┌──

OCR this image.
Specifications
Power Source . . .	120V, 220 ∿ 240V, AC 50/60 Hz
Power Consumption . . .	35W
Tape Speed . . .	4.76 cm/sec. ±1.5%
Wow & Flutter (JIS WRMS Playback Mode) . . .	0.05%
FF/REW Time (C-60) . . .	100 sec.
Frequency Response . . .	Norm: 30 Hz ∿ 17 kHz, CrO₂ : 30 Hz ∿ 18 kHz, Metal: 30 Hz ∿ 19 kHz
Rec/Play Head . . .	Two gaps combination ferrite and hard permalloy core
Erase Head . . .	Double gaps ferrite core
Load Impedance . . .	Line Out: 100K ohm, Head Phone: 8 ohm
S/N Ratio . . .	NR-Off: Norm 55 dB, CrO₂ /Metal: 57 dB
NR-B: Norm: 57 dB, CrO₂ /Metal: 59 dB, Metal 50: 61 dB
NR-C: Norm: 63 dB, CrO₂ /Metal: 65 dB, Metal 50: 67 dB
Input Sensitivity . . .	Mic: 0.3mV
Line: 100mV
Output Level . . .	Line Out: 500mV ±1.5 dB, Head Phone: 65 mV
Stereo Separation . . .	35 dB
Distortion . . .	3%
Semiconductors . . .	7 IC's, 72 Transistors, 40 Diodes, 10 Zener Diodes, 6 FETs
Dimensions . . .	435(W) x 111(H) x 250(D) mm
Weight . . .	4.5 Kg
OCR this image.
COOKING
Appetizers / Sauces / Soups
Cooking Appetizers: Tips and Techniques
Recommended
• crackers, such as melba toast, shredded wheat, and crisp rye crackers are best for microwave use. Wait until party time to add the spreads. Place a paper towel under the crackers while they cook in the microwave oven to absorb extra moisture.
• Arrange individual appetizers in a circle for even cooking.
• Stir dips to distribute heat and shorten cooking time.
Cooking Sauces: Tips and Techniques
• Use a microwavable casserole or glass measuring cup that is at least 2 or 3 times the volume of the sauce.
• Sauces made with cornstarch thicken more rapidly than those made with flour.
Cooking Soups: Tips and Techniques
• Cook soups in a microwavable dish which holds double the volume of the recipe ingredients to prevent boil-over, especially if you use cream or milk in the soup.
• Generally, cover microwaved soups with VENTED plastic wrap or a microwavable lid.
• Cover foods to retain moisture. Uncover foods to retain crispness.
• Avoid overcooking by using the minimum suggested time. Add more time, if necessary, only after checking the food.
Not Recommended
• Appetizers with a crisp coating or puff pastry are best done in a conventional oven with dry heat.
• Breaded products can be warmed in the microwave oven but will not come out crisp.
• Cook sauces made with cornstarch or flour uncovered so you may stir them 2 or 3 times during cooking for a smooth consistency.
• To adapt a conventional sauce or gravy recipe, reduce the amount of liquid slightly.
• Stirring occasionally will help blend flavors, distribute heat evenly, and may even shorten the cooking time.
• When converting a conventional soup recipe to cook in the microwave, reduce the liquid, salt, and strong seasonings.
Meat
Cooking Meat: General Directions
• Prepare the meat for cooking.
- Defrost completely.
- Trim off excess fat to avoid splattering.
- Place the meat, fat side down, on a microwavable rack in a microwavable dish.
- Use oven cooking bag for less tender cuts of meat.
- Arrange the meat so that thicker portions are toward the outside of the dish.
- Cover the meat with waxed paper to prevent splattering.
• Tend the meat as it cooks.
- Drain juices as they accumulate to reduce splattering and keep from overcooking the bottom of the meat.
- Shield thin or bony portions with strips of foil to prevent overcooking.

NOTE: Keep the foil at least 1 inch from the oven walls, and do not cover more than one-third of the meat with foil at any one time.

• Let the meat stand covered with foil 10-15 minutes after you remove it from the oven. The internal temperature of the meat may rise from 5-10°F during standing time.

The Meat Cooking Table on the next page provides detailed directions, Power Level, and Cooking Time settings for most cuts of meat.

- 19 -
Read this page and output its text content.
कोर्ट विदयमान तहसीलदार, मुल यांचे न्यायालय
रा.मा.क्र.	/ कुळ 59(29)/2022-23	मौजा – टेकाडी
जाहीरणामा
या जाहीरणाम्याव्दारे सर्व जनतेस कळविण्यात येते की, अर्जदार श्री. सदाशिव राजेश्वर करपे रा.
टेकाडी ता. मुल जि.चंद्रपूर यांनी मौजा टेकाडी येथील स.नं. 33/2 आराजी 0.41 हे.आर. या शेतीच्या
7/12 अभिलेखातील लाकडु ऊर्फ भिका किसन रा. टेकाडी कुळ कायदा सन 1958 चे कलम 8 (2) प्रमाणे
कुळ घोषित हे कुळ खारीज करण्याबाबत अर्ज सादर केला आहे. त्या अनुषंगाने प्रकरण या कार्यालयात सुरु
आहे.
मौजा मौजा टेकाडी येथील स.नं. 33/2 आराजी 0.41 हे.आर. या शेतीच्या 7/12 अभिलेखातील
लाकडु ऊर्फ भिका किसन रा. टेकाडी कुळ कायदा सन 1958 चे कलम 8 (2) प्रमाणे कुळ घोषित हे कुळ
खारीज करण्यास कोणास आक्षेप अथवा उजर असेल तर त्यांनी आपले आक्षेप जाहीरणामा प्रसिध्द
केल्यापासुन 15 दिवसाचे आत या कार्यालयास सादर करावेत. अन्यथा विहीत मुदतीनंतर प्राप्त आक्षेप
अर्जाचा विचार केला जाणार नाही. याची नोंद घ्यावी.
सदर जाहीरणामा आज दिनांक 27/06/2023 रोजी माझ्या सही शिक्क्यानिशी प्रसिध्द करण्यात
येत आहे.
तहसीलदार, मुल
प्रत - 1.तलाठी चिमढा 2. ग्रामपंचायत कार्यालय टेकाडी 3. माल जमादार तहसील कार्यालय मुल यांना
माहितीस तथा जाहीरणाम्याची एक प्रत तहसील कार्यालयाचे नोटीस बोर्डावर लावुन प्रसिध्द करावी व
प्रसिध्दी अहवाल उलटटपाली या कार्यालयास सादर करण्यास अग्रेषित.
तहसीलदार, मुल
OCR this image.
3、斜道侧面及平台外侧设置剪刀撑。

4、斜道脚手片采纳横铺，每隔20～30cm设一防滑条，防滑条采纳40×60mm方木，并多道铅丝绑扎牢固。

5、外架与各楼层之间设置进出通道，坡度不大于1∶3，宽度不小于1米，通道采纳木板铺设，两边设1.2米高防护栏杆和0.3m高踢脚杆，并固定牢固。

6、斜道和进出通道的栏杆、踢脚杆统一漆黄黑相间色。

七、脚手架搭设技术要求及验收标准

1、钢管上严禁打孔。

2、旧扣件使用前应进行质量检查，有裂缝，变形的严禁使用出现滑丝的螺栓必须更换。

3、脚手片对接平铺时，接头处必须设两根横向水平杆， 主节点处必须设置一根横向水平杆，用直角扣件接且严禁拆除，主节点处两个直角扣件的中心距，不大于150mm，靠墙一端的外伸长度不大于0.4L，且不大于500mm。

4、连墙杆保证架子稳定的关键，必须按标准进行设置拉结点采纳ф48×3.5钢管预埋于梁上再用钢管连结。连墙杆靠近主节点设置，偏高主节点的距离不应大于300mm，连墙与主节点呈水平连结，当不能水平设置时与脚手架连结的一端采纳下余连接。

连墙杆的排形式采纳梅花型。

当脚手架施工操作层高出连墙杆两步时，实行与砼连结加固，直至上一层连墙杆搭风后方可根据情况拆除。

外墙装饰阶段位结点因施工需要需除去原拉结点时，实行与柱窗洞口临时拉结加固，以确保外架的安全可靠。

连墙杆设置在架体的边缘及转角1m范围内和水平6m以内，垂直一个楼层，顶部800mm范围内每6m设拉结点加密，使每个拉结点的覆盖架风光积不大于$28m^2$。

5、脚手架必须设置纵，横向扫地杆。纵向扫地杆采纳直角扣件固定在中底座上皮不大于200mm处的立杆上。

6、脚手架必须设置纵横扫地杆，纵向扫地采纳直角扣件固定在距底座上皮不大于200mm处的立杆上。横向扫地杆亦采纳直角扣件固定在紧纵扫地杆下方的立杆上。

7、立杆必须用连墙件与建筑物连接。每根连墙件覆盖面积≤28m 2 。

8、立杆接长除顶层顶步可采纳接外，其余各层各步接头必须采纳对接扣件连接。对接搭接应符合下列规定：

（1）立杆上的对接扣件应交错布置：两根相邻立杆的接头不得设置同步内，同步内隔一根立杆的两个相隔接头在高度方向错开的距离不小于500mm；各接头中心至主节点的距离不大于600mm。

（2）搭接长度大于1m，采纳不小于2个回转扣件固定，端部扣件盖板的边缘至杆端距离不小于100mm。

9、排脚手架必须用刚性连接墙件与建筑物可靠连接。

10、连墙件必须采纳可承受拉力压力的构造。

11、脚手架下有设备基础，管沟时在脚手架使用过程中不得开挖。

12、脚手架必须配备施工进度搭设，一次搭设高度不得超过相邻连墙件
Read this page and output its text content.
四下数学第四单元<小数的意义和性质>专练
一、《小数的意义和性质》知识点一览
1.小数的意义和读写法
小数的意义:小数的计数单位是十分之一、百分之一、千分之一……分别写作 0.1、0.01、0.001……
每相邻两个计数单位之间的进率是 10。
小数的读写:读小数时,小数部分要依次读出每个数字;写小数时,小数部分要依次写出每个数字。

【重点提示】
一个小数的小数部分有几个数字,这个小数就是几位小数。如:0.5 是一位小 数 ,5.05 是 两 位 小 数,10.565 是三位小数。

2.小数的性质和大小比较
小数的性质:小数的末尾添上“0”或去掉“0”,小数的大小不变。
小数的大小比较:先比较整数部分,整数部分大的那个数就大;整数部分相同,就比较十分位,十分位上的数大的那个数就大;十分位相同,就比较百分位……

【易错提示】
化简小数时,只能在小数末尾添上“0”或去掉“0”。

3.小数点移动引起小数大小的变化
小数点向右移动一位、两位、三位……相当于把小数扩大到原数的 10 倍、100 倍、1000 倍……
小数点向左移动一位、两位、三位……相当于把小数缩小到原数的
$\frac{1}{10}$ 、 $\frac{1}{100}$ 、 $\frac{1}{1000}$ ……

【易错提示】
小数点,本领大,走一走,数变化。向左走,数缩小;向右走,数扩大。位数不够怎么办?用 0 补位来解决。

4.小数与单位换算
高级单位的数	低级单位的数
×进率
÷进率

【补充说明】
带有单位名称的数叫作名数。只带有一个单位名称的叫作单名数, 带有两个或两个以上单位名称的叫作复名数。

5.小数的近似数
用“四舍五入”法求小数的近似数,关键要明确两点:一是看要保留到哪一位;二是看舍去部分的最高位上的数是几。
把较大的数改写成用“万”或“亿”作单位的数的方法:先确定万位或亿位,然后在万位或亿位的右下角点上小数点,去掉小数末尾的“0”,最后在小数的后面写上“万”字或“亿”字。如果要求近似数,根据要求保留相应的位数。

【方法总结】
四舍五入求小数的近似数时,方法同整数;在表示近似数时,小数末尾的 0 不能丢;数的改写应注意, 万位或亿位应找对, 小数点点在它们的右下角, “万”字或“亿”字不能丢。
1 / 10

└──

### GIVEN REQUEST
Gather up the lines that contain the word "Metal".

### SOLUTION FOR THIS TASK
Frequency Response . . .	Norm: 30 Hz ∿ 17 kHz, CrO₂ : 30 Hz ∿ 18 kHz, Metal: 30 Hz ∿ 19 kHz
S/N Ratio . . .	NR-Off: Norm 55 dB, CrO₂ /Metal: 57 dB
NR-B: Norm: 57 dB, CrO₂ /Metal: 59 dB, Metal 50: 61 dB
NR-C: Norm: 63 dB, CrO₂ /Metal: 65 dB, Metal 50: 67 dB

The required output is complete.